*Exercise requirements*
Tally up the lines below that include the word "time". Answer with the number alone.

*Information given*
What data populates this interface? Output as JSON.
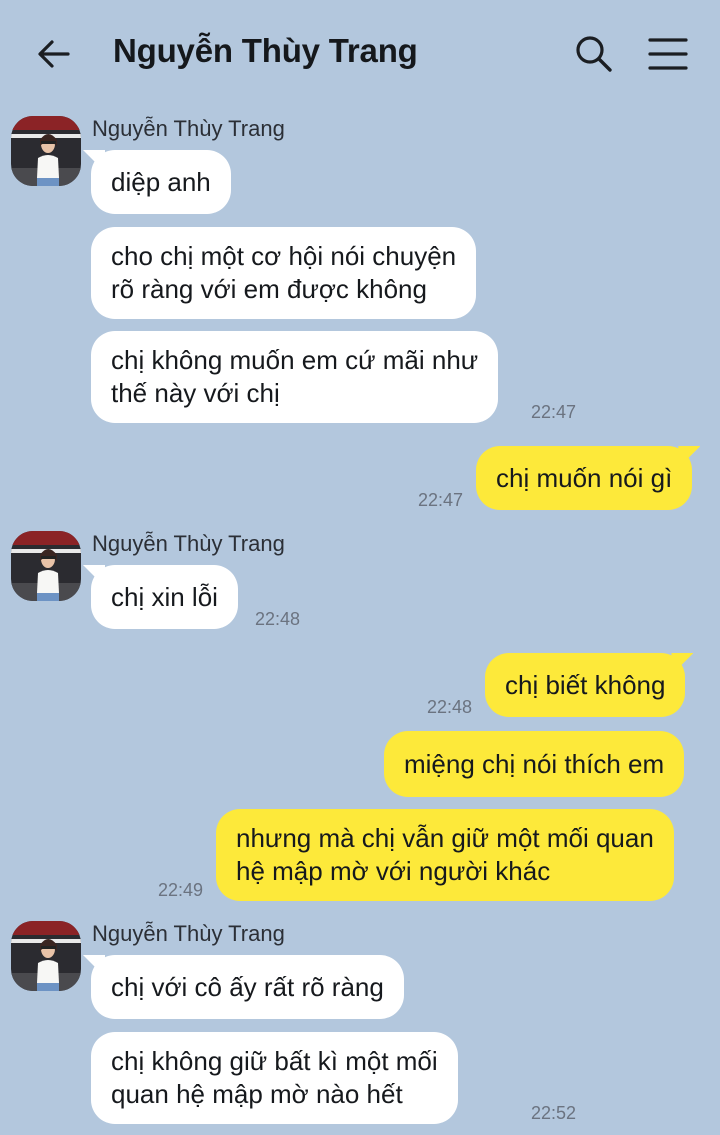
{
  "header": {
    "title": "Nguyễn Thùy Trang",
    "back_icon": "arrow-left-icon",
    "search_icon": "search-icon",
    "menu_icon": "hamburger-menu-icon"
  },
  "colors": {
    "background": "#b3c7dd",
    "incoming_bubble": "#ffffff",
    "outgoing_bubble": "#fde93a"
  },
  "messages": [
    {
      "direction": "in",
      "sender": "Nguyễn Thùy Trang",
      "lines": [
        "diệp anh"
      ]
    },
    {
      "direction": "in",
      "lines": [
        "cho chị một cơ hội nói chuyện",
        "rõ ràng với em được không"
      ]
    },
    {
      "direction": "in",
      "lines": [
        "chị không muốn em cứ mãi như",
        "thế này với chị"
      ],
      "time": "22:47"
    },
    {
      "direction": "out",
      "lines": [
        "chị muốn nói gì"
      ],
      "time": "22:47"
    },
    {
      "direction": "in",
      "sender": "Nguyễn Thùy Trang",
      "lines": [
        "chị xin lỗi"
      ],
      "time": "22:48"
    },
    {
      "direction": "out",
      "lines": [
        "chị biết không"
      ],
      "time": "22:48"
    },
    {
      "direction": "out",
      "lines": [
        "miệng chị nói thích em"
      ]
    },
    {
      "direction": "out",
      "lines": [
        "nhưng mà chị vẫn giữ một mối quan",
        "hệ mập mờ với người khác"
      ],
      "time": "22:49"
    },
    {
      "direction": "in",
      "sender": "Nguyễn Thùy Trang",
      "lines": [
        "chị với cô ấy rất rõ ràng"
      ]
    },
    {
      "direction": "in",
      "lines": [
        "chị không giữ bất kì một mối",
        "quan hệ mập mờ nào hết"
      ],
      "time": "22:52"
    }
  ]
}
==
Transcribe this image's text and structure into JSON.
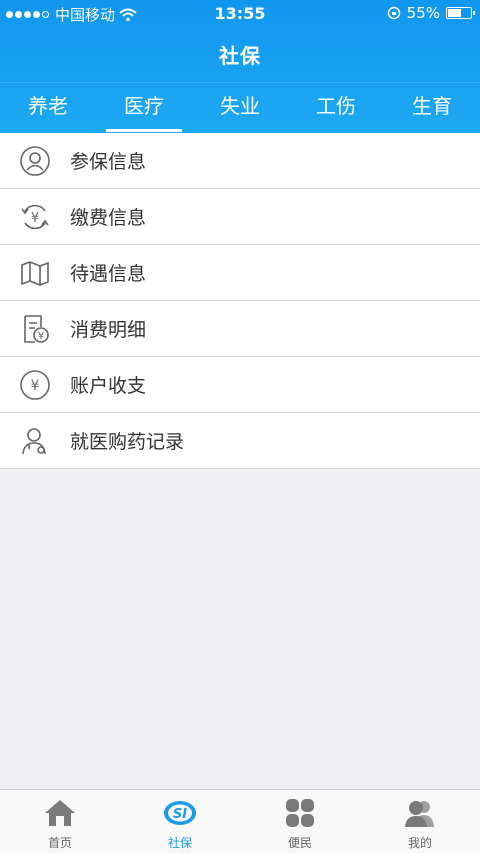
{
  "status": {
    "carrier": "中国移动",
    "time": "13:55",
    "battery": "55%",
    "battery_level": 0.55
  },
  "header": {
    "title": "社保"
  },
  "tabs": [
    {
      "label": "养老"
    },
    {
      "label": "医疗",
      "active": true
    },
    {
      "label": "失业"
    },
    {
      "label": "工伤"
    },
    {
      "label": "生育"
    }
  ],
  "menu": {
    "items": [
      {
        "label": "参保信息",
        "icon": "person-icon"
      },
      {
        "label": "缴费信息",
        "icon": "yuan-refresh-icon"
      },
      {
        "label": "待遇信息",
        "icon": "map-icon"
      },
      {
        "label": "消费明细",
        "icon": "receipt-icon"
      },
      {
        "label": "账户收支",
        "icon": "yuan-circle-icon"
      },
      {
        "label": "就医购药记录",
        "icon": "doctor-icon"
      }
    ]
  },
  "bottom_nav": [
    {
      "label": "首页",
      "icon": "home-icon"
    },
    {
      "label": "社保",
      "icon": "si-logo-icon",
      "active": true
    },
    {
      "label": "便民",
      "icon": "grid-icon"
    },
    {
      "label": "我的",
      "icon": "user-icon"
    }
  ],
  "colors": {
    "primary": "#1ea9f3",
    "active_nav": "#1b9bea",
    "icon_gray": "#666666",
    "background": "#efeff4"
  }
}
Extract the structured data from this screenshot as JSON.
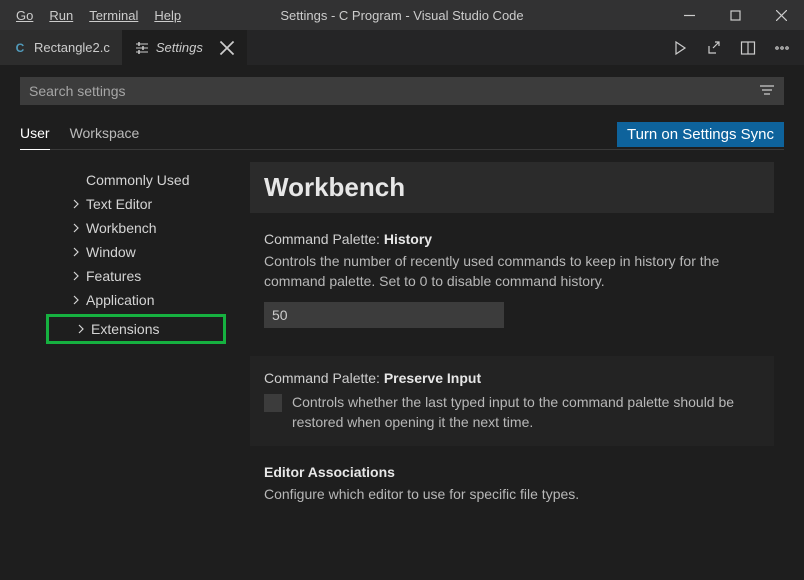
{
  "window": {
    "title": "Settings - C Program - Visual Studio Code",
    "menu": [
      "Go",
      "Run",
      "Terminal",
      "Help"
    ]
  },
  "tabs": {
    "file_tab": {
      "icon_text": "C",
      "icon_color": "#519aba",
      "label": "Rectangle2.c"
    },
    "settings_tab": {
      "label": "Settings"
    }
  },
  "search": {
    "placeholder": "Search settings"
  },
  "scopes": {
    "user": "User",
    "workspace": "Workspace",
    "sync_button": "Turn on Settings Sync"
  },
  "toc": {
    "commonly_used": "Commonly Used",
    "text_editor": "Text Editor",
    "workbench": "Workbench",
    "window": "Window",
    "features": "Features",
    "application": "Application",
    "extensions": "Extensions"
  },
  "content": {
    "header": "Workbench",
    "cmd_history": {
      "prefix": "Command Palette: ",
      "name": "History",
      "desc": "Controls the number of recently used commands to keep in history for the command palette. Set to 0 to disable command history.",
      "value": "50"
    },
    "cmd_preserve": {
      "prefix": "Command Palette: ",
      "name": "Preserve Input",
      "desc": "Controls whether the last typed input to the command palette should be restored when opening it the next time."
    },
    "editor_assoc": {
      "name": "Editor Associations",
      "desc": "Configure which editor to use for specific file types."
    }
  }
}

*Finished exercise*
8